### TASK INSTRUCTIONS
Copy the records below exactly, omitting any pictures they contain.
---
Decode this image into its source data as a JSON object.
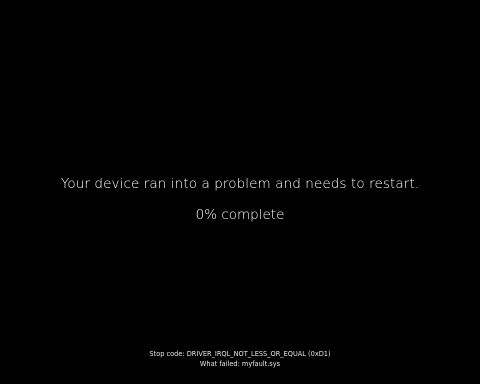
{
  "screen": {
    "background_color": "#000000",
    "text_color": "#ffffff",
    "message": "Your device ran into a problem and needs to restart.",
    "progress_text": "0% complete",
    "progress_percent": 0
  },
  "details": {
    "stop_code": "Stop code: DRIVER_IRQL_NOT_LESS_OR_EQUAL (0xD1)",
    "what_failed": "What failed: myfault.sys"
  }
}
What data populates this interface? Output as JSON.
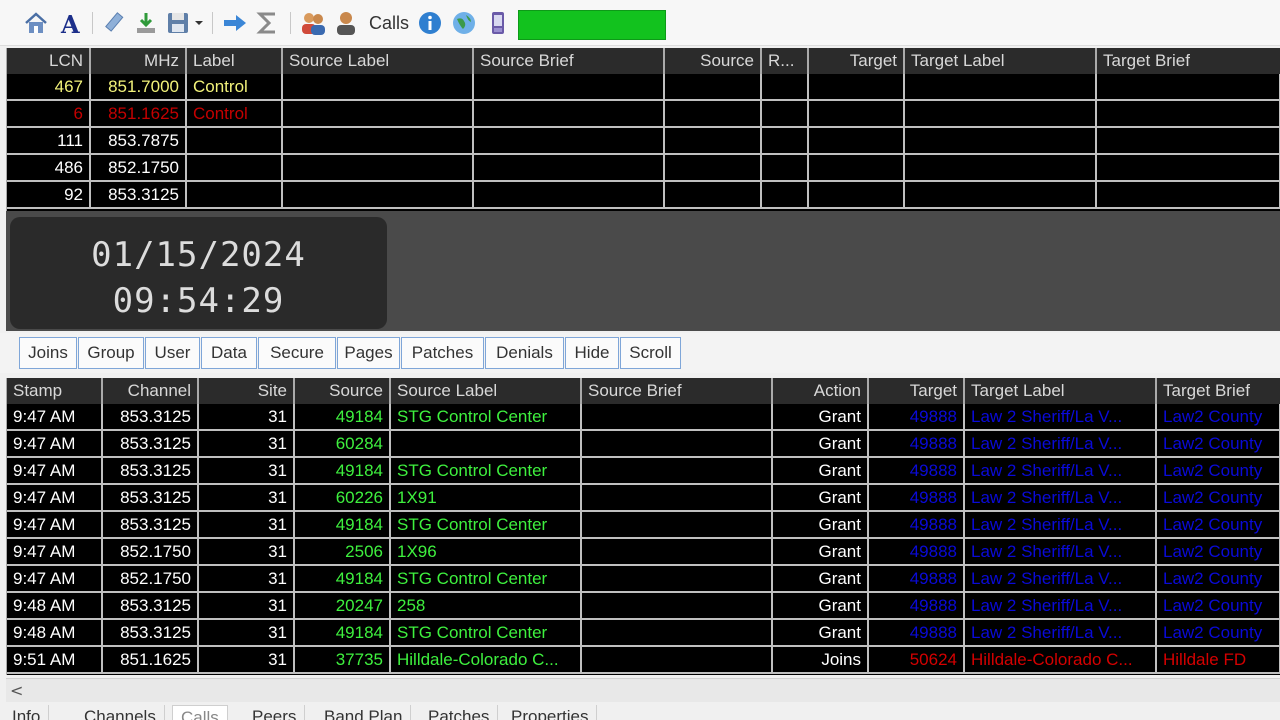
{
  "toolbar": {
    "icons": [
      "home-icon",
      "font-icon",
      "edit-icon",
      "download-icon",
      "save-icon",
      "chevron-down-icon",
      "forward-icon",
      "sum-icon",
      "users-icon",
      "user-icon",
      "info-icon",
      "globe-icon",
      "phone-icon"
    ],
    "calls_label": "Calls",
    "status_color": "#12c21e"
  },
  "channels": {
    "headers": [
      "LCN",
      "MHz",
      "Label",
      "Source Label",
      "Source Brief",
      "Source",
      "R...",
      "Target",
      "Target Label",
      "Target Brief"
    ],
    "rows": [
      {
        "lcn": "467",
        "mhz": "851.7000",
        "label": "Control",
        "color": "#f2f27a"
      },
      {
        "lcn": "6",
        "mhz": "851.1625",
        "label": "Control",
        "color": "#c40000"
      },
      {
        "lcn": "111",
        "mhz": "853.7875",
        "label": "",
        "color": "#ffffff"
      },
      {
        "lcn": "486",
        "mhz": "852.1750",
        "label": "",
        "color": "#ffffff"
      },
      {
        "lcn": "92",
        "mhz": "853.3125",
        "label": "",
        "color": "#ffffff"
      }
    ]
  },
  "clock": {
    "date": "01/15/2024",
    "time": "09:54:29"
  },
  "filters": [
    "Joins",
    "Group",
    "User",
    "Data",
    "Secure",
    "Pages",
    "Patches",
    "Denials",
    "Hide",
    "Scroll"
  ],
  "calls": {
    "headers": [
      "Stamp",
      "Channel",
      "Site",
      "Source",
      "Source Label",
      "Source Brief",
      "Action",
      "Target",
      "Target Label",
      "Target Brief"
    ],
    "rows": [
      {
        "stamp": "9:47 AM",
        "channel": "853.3125",
        "site": "31",
        "source": "49184",
        "source_label": "STG Control Center",
        "source_brief": "",
        "action": "Grant",
        "target": "49888",
        "target_label": "Law 2 Sheriff/La V...",
        "target_brief": "Law2 County",
        "tcolor": "#0a0ad8"
      },
      {
        "stamp": "9:47 AM",
        "channel": "853.3125",
        "site": "31",
        "source": "60284",
        "source_label": "",
        "source_brief": "",
        "action": "Grant",
        "target": "49888",
        "target_label": "Law 2 Sheriff/La V...",
        "target_brief": "Law2 County",
        "tcolor": "#0a0ad8"
      },
      {
        "stamp": "9:47 AM",
        "channel": "853.3125",
        "site": "31",
        "source": "49184",
        "source_label": "STG Control Center",
        "source_brief": "",
        "action": "Grant",
        "target": "49888",
        "target_label": "Law 2 Sheriff/La V...",
        "target_brief": "Law2 County",
        "tcolor": "#0a0ad8"
      },
      {
        "stamp": "9:47 AM",
        "channel": "853.3125",
        "site": "31",
        "source": "60226",
        "source_label": "1X91",
        "source_brief": "",
        "action": "Grant",
        "target": "49888",
        "target_label": "Law 2 Sheriff/La V...",
        "target_brief": "Law2 County",
        "tcolor": "#0a0ad8"
      },
      {
        "stamp": "9:47 AM",
        "channel": "853.3125",
        "site": "31",
        "source": "49184",
        "source_label": "STG Control Center",
        "source_brief": "",
        "action": "Grant",
        "target": "49888",
        "target_label": "Law 2 Sheriff/La V...",
        "target_brief": "Law2 County",
        "tcolor": "#0a0ad8"
      },
      {
        "stamp": "9:47 AM",
        "channel": "852.1750",
        "site": "31",
        "source": "2506",
        "source_label": "1X96",
        "source_brief": "",
        "action": "Grant",
        "target": "49888",
        "target_label": "Law 2 Sheriff/La V...",
        "target_brief": "Law2 County",
        "tcolor": "#0a0ad8"
      },
      {
        "stamp": "9:47 AM",
        "channel": "852.1750",
        "site": "31",
        "source": "49184",
        "source_label": "STG Control Center",
        "source_brief": "",
        "action": "Grant",
        "target": "49888",
        "target_label": "Law 2 Sheriff/La V...",
        "target_brief": "Law2 County",
        "tcolor": "#0a0ad8"
      },
      {
        "stamp": "9:48 AM",
        "channel": "853.3125",
        "site": "31",
        "source": "20247",
        "source_label": "258",
        "source_brief": "",
        "action": "Grant",
        "target": "49888",
        "target_label": "Law 2 Sheriff/La V...",
        "target_brief": "Law2 County",
        "tcolor": "#0a0ad8"
      },
      {
        "stamp": "9:48 AM",
        "channel": "853.3125",
        "site": "31",
        "source": "49184",
        "source_label": "STG Control Center",
        "source_brief": "",
        "action": "Grant",
        "target": "49888",
        "target_label": "Law 2 Sheriff/La V...",
        "target_brief": "Law2 County",
        "tcolor": "#0a0ad8"
      },
      {
        "stamp": "9:51 AM",
        "channel": "851.1625",
        "site": "31",
        "source": "37735",
        "source_label": "Hilldale-Colorado C...",
        "source_brief": "",
        "action": "Joins",
        "target": "50624",
        "target_label": "Hilldale-Colorado C...",
        "target_brief": "Hilldale FD",
        "tcolor": "#d40000"
      }
    ]
  },
  "scrollbar": {
    "left_arrow": "<"
  },
  "bottom_tabs": {
    "items": [
      "Info",
      "Channels",
      "Calls",
      "Peers",
      "Band Plan",
      "Patches",
      "Properties"
    ],
    "active": "Calls"
  }
}
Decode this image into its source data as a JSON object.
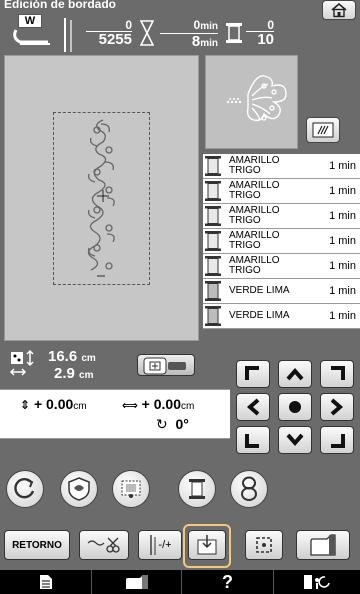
{
  "header": {
    "title": "Edición de bordado",
    "presser_label": "W",
    "stitch_count": {
      "done": "0",
      "total": "5255"
    },
    "time": {
      "done": "0",
      "total": "8",
      "unit": "min"
    },
    "colors": {
      "done": "0",
      "total": "10"
    }
  },
  "thread_list": [
    {
      "name1": "AMARILLO",
      "name2": "TRIGO",
      "time": "1 min",
      "color": "#e9e9e9"
    },
    {
      "name1": "AMARILLO",
      "name2": "TRIGO",
      "time": "1 min",
      "color": "#e9e9e9"
    },
    {
      "name1": "AMARILLO",
      "name2": "TRIGO",
      "time": "1 min",
      "color": "#e9e9e9"
    },
    {
      "name1": "AMARILLO",
      "name2": "TRIGO",
      "time": "1 min",
      "color": "#e9e9e9"
    },
    {
      "name1": "AMARILLO",
      "name2": "TRIGO",
      "time": "1 min",
      "color": "#e9e9e9"
    },
    {
      "name1": "VERDE LIMA",
      "name2": "",
      "time": "1 min",
      "color": "#bdbdbd"
    },
    {
      "name1": "VERDE LIMA",
      "name2": "",
      "time": "1 min",
      "color": "#bdbdbd"
    }
  ],
  "size": {
    "height": "16.6",
    "width": "2.9",
    "unit": "cm"
  },
  "offset": {
    "vertical": "+ 0.00",
    "horizontal": "+ 0.00",
    "unit": "cm",
    "rotation": "0°"
  },
  "buttons": {
    "retorno": "RETORNO",
    "split": "-/+"
  }
}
---
### COMPLETE OUTPUT
Decode this image into its source data as a JSON object.
{
  "screen": {
    "background_color": "#000000",
    "text_color": "#ffffff",
    "message": "Your device ran into a problem and needs to restart.",
    "progress_text": "0% complete",
    "progress_percent": 0
  },
  "details": {
    "stop_code": "Stop code: DRIVER_IRQL_NOT_LESS_OR_EQUAL (0xD1)",
    "what_failed": "What failed: myfault.sys"
  }
}
What data populates this interface? Output as JSON.
{
  "toolbar": {
    "icons": [
      "home-icon",
      "font-icon",
      "edit-icon",
      "download-icon",
      "save-icon",
      "chevron-down-icon",
      "forward-icon",
      "sum-icon",
      "users-icon",
      "user-icon",
      "info-icon",
      "globe-icon",
      "phone-icon"
    ],
    "calls_label": "Calls",
    "status_color": "#12c21e"
  },
  "channels": {
    "headers": [
      "LCN",
      "MHz",
      "Label",
      "Source Label",
      "Source Brief",
      "Source",
      "R...",
      "Target",
      "Target Label",
      "Target Brief"
    ],
    "rows": [
      {
        "lcn": "467",
        "mhz": "851.7000",
        "label": "Control",
        "color": "#f2f27a"
      },
      {
        "lcn": "6",
        "mhz": "851.1625",
        "label": "Control",
        "color": "#c40000"
      },
      {
        "lcn": "111",
        "mhz": "853.7875",
        "label": "",
        "color": "#ffffff"
      },
      {
        "lcn": "486",
        "mhz": "852.1750",
        "label": "",
        "color": "#ffffff"
      },
      {
        "lcn": "92",
        "mhz": "853.3125",
        "label": "",
        "color": "#ffffff"
      }
    ]
  },
  "clock": {
    "date": "01/15/2024",
    "time": "09:54:29"
  },
  "filters": [
    "Joins",
    "Group",
    "User",
    "Data",
    "Secure",
    "Pages",
    "Patches",
    "Denials",
    "Hide",
    "Scroll"
  ],
  "calls": {
    "headers": [
      "Stamp",
      "Channel",
      "Site",
      "Source",
      "Source Label",
      "Source Brief",
      "Action",
      "Target",
      "Target Label",
      "Target Brief"
    ],
    "rows": [
      {
        "stamp": "9:47 AM",
        "channel": "853.3125",
        "site": "31",
        "source": "49184",
        "source_label": "STG Control Center",
        "source_brief": "",
        "action": "Grant",
        "target": "49888",
        "target_label": "Law 2 Sheriff/La V...",
        "target_brief": "Law2 County",
        "tcolor": "#0a0ad8"
      },
      {
        "stamp": "9:47 AM",
        "channel": "853.3125",
        "site": "31",
        "source": "60284",
        "source_label": "",
        "source_brief": "",
        "action": "Grant",
        "target": "49888",
        "target_label": "Law 2 Sheriff/La V...",
        "target_brief": "Law2 County",
        "tcolor": "#0a0ad8"
      },
      {
        "stamp": "9:47 AM",
        "channel": "853.3125",
        "site": "31",
        "source": "49184",
        "source_label": "STG Control Center",
        "source_brief": "",
        "action": "Grant",
        "target": "49888",
        "target_label": "Law 2 Sheriff/La V...",
        "target_brief": "Law2 County",
        "tcolor": "#0a0ad8"
      },
      {
        "stamp": "9:47 AM",
        "channel": "853.3125",
        "site": "31",
        "source": "60226",
        "source_label": "1X91",
        "source_brief": "",
        "action": "Grant",
        "target": "49888",
        "target_label": "Law 2 Sheriff/La V...",
        "target_brief": "Law2 County",
        "tcolor": "#0a0ad8"
      },
      {
        "stamp": "9:47 AM",
        "channel": "853.3125",
        "site": "31",
        "source": "49184",
        "source_label": "STG Control Center",
        "source_brief": "",
        "action": "Grant",
        "target": "49888",
        "target_label": "Law 2 Sheriff/La V...",
        "target_brief": "Law2 County",
        "tcolor": "#0a0ad8"
      },
      {
        "stamp": "9:47 AM",
        "channel": "852.1750",
        "site": "31",
        "source": "2506",
        "source_label": "1X96",
        "source_brief": "",
        "action": "Grant",
        "target": "49888",
        "target_label": "Law 2 Sheriff/La V...",
        "target_brief": "Law2 County",
        "tcolor": "#0a0ad8"
      },
      {
        "stamp": "9:47 AM",
        "channel": "852.1750",
        "site": "31",
        "source": "49184",
        "source_label": "STG Control Center",
        "source_brief": "",
        "action": "Grant",
        "target": "49888",
        "target_label": "Law 2 Sheriff/La V...",
        "target_brief": "Law2 County",
        "tcolor": "#0a0ad8"
      },
      {
        "stamp": "9:48 AM",
        "channel": "853.3125",
        "site": "31",
        "source": "20247",
        "source_label": "258",
        "source_brief": "",
        "action": "Grant",
        "target": "49888",
        "target_label": "Law 2 Sheriff/La V...",
        "target_brief": "Law2 County",
        "tcolor": "#0a0ad8"
      },
      {
        "stamp": "9:48 AM",
        "channel": "853.3125",
        "site": "31",
        "source": "49184",
        "source_label": "STG Control Center",
        "source_brief": "",
        "action": "Grant",
        "target": "49888",
        "target_label": "Law 2 Sheriff/La V...",
        "target_brief": "Law2 County",
        "tcolor": "#0a0ad8"
      },
      {
        "stamp": "9:51 AM",
        "channel": "851.1625",
        "site": "31",
        "source": "37735",
        "source_label": "Hilldale-Colorado C...",
        "source_brief": "",
        "action": "Joins",
        "target": "50624",
        "target_label": "Hilldale-Colorado C...",
        "target_brief": "Hilldale FD",
        "tcolor": "#d40000"
      }
    ]
  },
  "scrollbar": {
    "left_arrow": "<"
  },
  "bottom_tabs": {
    "items": [
      "Info",
      "Channels",
      "Calls",
      "Peers",
      "Band Plan",
      "Patches",
      "Properties"
    ],
    "active": "Calls"
  }
}
Decode this image into its source data as a JSON object.
{
  "header": {
    "title": "Edición de bordado",
    "presser_label": "W",
    "stitch_count": {
      "done": "0",
      "total": "5255"
    },
    "time": {
      "done": "0",
      "total": "8",
      "unit": "min"
    },
    "colors": {
      "done": "0",
      "total": "10"
    }
  },
  "thread_list": [
    {
      "name1": "AMARILLO",
      "name2": "TRIGO",
      "time": "1 min",
      "color": "#e9e9e9"
    },
    {
      "name1": "AMARILLO",
      "name2": "TRIGO",
      "time": "1 min",
      "color": "#e9e9e9"
    },
    {
      "name1": "AMARILLO",
      "name2": "TRIGO",
      "time": "1 min",
      "color": "#e9e9e9"
    },
    {
      "name1": "AMARILLO",
      "name2": "TRIGO",
      "time": "1 min",
      "color": "#e9e9e9"
    },
    {
      "name1": "AMARILLO",
      "name2": "TRIGO",
      "time": "1 min",
      "color": "#e9e9e9"
    },
    {
      "name1": "VERDE LIMA",
      "name2": "",
      "time": "1 min",
      "color": "#bdbdbd"
    },
    {
      "name1": "VERDE LIMA",
      "name2": "",
      "time": "1 min",
      "color": "#bdbdbd"
    }
  ],
  "size": {
    "height": "16.6",
    "width": "2.9",
    "unit": "cm"
  },
  "offset": {
    "vertical": "+ 0.00",
    "horizontal": "+ 0.00",
    "unit": "cm",
    "rotation": "0°"
  },
  "buttons": {
    "retorno": "RETORNO",
    "split": "-/+"
  }
}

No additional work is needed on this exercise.